What is required: Within the records below, find each line that holds the string "JSON", then copy it.

Task inputs:
····················

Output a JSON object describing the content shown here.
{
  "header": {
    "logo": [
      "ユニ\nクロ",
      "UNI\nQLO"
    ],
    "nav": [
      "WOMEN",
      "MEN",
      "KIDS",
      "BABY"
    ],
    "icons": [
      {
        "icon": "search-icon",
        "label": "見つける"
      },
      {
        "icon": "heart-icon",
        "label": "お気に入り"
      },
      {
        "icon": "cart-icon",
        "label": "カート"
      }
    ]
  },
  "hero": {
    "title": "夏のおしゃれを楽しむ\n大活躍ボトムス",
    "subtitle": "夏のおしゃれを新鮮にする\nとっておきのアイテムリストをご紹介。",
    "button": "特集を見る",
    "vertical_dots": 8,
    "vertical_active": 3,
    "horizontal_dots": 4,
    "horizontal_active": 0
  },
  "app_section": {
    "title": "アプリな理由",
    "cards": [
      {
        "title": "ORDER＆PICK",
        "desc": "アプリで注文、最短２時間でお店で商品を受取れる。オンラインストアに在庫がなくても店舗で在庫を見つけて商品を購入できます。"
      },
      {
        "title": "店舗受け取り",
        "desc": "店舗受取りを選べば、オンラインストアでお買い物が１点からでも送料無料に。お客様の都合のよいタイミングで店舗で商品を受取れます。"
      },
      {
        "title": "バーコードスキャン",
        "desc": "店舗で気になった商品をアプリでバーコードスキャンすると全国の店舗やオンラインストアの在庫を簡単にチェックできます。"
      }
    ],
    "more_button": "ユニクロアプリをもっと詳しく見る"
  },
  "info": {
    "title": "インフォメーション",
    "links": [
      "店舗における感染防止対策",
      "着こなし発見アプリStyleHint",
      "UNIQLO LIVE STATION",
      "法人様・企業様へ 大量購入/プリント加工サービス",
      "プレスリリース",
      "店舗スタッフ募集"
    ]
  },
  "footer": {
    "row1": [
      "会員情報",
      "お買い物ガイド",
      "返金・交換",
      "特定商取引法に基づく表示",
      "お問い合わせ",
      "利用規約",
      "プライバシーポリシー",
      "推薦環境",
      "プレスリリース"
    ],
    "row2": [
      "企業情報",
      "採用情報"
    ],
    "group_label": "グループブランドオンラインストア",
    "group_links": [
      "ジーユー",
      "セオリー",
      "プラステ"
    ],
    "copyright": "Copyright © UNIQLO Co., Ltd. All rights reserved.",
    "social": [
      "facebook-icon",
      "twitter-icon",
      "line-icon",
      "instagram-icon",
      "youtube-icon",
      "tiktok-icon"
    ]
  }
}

····················

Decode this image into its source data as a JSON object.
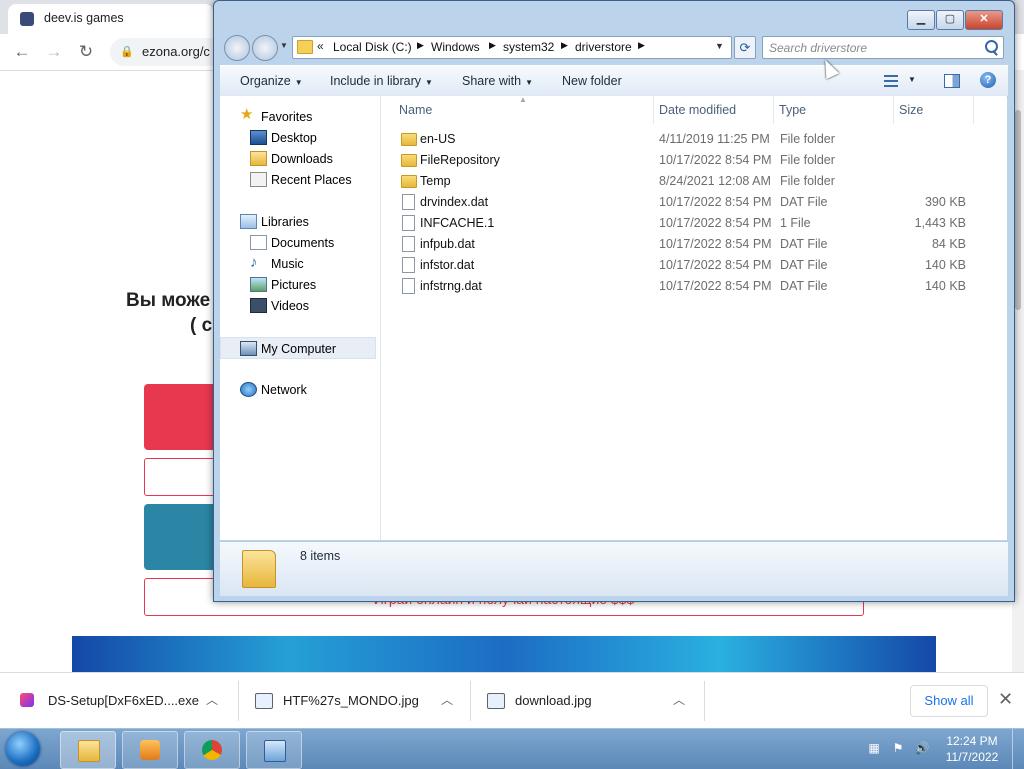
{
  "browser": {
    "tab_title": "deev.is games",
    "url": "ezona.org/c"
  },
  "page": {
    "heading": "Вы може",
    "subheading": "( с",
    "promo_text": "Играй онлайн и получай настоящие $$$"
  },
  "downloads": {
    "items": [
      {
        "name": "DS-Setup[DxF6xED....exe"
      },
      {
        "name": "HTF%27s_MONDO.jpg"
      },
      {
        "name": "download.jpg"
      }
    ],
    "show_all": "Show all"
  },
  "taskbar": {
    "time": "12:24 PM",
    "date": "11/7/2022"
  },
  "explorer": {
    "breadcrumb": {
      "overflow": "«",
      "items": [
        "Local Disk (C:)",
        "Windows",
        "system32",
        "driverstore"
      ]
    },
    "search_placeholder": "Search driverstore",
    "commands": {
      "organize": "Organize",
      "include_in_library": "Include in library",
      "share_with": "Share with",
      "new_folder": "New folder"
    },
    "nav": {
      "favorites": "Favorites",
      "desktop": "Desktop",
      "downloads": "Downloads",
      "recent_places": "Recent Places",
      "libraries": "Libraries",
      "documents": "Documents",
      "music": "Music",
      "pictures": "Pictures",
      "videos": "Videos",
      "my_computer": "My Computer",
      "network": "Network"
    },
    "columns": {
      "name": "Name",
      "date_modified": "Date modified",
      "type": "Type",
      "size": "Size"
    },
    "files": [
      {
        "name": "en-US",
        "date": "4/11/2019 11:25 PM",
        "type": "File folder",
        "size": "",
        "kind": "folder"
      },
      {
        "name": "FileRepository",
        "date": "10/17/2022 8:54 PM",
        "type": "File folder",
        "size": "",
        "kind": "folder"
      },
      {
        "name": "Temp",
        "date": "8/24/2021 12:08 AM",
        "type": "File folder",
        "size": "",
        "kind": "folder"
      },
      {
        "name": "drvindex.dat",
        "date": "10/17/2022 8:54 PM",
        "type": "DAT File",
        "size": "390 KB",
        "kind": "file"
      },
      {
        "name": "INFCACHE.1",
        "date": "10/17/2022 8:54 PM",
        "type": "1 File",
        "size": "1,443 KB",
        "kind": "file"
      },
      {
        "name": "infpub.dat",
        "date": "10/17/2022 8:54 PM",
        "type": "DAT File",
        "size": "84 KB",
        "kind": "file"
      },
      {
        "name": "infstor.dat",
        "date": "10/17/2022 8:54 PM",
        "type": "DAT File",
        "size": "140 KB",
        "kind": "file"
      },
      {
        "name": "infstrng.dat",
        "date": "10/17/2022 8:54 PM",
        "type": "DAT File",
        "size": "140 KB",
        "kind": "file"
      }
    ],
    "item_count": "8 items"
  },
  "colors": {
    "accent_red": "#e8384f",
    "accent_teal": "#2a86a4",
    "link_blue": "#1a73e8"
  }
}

····················

Output of the task:
Output a JSON object describing the content shown here.
Decode this image into its source data as a JSON object.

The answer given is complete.